> What you are asked to do: Wherever the string "Telefoon" appears in a line, extract that line.

> Material provided:
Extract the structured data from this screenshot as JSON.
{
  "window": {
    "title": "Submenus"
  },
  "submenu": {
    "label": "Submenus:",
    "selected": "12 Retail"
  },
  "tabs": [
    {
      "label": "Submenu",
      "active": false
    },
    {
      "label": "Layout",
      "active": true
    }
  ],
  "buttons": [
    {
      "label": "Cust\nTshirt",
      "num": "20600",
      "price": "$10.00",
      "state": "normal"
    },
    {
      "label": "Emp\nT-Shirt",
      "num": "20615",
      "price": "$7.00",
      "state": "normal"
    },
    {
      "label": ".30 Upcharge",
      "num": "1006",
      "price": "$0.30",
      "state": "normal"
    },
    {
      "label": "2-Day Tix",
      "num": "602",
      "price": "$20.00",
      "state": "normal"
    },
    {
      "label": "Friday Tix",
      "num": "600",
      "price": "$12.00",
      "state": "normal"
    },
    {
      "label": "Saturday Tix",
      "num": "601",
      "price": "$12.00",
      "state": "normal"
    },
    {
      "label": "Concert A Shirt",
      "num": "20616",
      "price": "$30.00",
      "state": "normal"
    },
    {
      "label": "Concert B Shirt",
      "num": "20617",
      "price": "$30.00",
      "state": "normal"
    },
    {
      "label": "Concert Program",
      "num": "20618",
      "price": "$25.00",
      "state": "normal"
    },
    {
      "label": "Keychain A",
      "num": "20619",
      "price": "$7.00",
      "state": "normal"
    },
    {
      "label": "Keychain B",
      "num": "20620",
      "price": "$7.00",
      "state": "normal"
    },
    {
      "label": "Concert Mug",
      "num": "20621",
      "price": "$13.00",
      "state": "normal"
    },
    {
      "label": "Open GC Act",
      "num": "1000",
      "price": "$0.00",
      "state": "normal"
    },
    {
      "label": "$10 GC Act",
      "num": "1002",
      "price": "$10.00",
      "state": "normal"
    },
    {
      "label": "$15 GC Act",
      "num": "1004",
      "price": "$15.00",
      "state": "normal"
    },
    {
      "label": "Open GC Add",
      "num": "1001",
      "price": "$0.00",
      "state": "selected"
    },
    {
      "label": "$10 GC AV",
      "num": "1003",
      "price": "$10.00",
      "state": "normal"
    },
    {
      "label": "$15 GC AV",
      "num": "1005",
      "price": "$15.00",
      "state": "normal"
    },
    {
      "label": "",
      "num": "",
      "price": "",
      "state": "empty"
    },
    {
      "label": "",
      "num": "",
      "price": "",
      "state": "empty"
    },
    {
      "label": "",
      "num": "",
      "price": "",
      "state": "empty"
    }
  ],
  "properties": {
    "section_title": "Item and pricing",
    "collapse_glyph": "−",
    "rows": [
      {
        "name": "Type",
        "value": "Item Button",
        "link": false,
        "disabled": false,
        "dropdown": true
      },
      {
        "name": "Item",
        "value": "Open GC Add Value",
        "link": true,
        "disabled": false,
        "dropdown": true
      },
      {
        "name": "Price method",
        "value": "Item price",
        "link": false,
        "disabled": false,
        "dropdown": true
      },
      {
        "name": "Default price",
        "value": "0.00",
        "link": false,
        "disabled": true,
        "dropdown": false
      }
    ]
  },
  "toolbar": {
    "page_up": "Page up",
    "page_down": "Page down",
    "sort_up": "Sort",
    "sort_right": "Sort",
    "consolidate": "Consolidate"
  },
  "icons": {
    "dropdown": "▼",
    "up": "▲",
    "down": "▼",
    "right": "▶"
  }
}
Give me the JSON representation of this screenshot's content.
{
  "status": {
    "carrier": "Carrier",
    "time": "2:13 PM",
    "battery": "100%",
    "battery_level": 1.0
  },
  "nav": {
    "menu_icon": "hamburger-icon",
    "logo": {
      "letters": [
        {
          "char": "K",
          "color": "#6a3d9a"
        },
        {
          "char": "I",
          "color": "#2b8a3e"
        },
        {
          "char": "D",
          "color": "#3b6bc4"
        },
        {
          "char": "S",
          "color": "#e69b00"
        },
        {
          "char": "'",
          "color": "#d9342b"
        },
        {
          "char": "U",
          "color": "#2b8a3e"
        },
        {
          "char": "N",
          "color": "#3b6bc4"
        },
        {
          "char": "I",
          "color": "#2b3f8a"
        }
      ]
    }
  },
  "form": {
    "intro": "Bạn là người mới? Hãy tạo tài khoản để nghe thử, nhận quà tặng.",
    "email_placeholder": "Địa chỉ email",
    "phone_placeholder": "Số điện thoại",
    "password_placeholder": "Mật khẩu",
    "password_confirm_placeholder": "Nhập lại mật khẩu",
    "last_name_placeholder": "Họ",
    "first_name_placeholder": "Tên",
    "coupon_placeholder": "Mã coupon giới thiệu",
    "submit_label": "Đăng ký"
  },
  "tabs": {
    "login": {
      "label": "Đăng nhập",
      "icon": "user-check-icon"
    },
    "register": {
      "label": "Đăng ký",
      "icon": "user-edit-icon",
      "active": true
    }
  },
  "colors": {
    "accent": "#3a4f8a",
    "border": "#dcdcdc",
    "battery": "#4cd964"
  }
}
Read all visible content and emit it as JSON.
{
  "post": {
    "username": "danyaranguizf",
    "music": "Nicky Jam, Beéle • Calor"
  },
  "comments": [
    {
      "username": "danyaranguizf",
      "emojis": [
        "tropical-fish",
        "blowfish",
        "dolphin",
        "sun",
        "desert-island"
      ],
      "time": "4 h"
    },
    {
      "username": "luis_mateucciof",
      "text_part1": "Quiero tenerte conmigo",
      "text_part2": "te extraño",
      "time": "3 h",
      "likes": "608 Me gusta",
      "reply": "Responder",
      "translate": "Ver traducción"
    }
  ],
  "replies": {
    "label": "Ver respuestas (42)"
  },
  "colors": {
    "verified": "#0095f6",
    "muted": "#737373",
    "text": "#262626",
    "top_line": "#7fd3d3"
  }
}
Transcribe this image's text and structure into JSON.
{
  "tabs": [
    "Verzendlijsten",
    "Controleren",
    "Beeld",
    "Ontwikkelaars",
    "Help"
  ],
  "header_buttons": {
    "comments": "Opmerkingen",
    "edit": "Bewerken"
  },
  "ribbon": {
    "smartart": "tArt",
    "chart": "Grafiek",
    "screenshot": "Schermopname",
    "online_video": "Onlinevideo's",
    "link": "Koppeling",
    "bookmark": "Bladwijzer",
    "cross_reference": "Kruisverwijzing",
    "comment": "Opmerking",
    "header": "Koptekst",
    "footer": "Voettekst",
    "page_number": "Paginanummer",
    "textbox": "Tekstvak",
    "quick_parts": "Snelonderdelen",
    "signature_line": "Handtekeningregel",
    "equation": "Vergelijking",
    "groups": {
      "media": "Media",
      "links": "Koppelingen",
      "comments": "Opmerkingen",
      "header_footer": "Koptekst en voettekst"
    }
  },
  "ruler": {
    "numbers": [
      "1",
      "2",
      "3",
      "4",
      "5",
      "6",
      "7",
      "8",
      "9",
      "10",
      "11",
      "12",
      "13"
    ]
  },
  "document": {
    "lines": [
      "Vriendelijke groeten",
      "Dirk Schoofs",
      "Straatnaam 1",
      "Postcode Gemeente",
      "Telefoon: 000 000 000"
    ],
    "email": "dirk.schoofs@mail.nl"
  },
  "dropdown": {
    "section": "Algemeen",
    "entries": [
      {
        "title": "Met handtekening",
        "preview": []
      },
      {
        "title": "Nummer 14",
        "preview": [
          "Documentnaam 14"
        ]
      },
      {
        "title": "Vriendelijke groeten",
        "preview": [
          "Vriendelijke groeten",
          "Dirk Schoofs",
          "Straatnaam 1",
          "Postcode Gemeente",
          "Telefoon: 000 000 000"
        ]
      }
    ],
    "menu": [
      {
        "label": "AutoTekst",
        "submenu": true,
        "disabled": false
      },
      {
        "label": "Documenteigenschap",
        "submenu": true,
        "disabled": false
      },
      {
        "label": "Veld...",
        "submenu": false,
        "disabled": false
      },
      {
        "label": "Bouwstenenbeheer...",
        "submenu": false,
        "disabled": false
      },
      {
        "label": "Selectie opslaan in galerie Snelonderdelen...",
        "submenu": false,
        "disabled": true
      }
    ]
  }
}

> Solution to this task:
      "Telefoon: 000 000 000"
          "Telefoon: 000 000 000"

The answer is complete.